__Exercise brief__.
Below is a block of records; repeat each one exactly.
Start of Records
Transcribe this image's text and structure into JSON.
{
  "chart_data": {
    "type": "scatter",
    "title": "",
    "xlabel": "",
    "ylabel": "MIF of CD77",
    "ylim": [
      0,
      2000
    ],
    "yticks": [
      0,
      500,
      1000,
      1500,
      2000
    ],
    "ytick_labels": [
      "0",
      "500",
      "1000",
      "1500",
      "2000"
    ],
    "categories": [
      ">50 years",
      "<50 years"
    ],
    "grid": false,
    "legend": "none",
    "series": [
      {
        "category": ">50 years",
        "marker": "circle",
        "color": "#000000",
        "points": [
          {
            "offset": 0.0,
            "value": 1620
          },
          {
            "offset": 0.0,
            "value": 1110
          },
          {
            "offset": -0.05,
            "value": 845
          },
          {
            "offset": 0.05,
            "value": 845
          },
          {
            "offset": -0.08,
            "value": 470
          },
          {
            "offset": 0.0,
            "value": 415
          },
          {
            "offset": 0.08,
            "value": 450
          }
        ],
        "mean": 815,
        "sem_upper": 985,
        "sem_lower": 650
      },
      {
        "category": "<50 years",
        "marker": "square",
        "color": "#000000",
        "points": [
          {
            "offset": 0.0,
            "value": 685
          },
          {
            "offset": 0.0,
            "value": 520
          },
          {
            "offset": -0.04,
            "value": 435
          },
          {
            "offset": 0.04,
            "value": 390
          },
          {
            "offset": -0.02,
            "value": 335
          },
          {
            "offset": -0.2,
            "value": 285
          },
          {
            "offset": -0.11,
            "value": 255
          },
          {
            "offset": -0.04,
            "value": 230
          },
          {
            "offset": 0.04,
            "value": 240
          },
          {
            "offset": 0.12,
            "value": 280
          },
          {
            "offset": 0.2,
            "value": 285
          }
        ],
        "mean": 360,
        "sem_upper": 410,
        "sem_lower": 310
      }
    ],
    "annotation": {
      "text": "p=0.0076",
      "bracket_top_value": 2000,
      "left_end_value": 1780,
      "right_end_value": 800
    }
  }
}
End of Records
__Finished exercise__.
Transcribe this image's text and structure into JSON.
{
  "chart_data": {
    "type": "scatter",
    "title": "",
    "xlabel": "",
    "ylabel": "MIF of CD77",
    "ylim": [
      0,
      2000
    ],
    "yticks": [
      0,
      500,
      1000,
      1500,
      2000
    ],
    "ytick_labels": [
      "0",
      "500",
      "1000",
      "1500",
      "2000"
    ],
    "categories": [
      ">50 years",
      "<50 years"
    ],
    "grid": false,
    "legend": "none",
    "series": [
      {
        "category": ">50 years",
        "marker": "circle",
        "color": "#000000",
        "points": [
          {
            "offset": 0.0,
            "value": 1620
          },
          {
            "offset": 0.0,
            "value": 1110
          },
          {
            "offset": -0.05,
            "value": 845
          },
          {
            "offset": 0.05,
            "value": 845
          },
          {
            "offset": -0.08,
            "value": 470
          },
          {
            "offset": 0.0,
            "value": 415
          },
          {
            "offset": 0.08,
            "value": 450
          }
        ],
        "mean": 815,
        "sem_upper": 985,
        "sem_lower": 650
      },
      {
        "category": "<50 years",
        "marker": "square",
        "color": "#000000",
        "points": [
          {
            "offset": 0.0,
            "value": 685
          },
          {
            "offset": 0.0,
            "value": 520
          },
          {
            "offset": -0.04,
            "value": 435
          },
          {
            "offset": 0.04,
            "value": 390
          },
          {
            "offset": -0.02,
            "value": 335
          },
          {
            "offset": -0.2,
            "value": 285
          },
          {
            "offset": -0.11,
            "value": 255
          },
          {
            "offset": -0.04,
            "value": 230
          },
          {
            "offset": 0.04,
            "value": 240
          },
          {
            "offset": 0.12,
            "value": 280
          },
          {
            "offset": 0.2,
            "value": 285
          }
        ],
        "mean": 360,
        "sem_upper": 410,
        "sem_lower": 310
      }
    ],
    "annotation": {
      "text": "p=0.0076",
      "bracket_top_value": 2000,
      "left_end_value": 1780,
      "right_end_value": 800
    }
  }
}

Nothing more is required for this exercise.